Repeat exactly the lines that run from the one containing "Read all visible content and emit it as JSON." to the end of the data, and leave out all others.

──────── Task inputs

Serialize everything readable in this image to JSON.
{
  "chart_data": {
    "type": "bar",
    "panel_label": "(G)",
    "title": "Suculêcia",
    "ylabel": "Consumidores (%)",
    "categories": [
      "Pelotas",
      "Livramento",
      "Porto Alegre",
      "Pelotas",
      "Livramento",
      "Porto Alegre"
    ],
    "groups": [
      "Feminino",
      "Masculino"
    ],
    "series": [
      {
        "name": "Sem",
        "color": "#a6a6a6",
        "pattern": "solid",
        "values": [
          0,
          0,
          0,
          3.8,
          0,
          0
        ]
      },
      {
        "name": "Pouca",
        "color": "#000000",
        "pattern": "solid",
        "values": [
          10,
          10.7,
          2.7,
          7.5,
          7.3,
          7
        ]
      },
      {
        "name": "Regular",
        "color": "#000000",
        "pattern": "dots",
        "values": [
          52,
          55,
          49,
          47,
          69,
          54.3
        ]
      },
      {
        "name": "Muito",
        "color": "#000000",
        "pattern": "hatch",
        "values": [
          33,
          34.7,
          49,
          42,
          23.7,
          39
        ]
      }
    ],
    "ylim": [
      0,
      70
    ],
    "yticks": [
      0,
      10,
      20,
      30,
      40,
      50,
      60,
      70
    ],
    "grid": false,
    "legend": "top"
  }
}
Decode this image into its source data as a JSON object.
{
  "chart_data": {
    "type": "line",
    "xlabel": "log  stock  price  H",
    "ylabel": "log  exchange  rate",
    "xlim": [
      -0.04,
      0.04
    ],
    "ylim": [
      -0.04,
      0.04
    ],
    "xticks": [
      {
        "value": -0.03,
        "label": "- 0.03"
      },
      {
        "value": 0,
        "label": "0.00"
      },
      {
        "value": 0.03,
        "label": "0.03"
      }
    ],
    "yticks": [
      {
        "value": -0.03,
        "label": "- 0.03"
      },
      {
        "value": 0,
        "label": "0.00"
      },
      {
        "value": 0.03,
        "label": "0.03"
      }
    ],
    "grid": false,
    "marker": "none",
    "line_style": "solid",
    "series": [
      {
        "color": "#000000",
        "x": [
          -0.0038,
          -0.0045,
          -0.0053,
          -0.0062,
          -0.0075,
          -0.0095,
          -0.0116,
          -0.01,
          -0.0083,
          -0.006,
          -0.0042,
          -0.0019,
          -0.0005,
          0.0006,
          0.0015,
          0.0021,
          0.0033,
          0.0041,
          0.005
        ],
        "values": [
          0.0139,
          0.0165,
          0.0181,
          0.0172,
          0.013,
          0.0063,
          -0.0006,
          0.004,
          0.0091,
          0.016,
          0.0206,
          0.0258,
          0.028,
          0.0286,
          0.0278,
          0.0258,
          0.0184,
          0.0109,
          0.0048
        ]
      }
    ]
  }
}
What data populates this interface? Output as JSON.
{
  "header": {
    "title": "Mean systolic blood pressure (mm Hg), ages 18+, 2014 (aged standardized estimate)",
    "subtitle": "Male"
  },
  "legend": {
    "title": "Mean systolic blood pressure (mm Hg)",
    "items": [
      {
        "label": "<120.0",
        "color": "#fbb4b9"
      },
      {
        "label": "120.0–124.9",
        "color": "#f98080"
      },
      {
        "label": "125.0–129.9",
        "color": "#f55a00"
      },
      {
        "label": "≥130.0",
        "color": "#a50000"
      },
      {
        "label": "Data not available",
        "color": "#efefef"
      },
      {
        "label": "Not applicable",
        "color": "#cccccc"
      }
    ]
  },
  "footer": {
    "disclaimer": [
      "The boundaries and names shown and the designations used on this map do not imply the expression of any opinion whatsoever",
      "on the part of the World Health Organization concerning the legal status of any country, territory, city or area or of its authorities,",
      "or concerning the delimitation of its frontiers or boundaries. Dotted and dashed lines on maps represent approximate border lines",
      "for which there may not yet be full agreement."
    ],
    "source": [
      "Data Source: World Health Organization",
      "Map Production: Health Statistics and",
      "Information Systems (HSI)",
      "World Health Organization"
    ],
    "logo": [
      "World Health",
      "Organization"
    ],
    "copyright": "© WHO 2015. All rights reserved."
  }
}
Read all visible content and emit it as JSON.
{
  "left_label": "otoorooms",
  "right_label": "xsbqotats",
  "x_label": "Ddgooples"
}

────────────────

The reply>
Read all visible content and emit it as JSON.
{
  "left_label": "otoorooms",
  "right_label": "xsbqotats",
  "x_label": "Ddgooples"
}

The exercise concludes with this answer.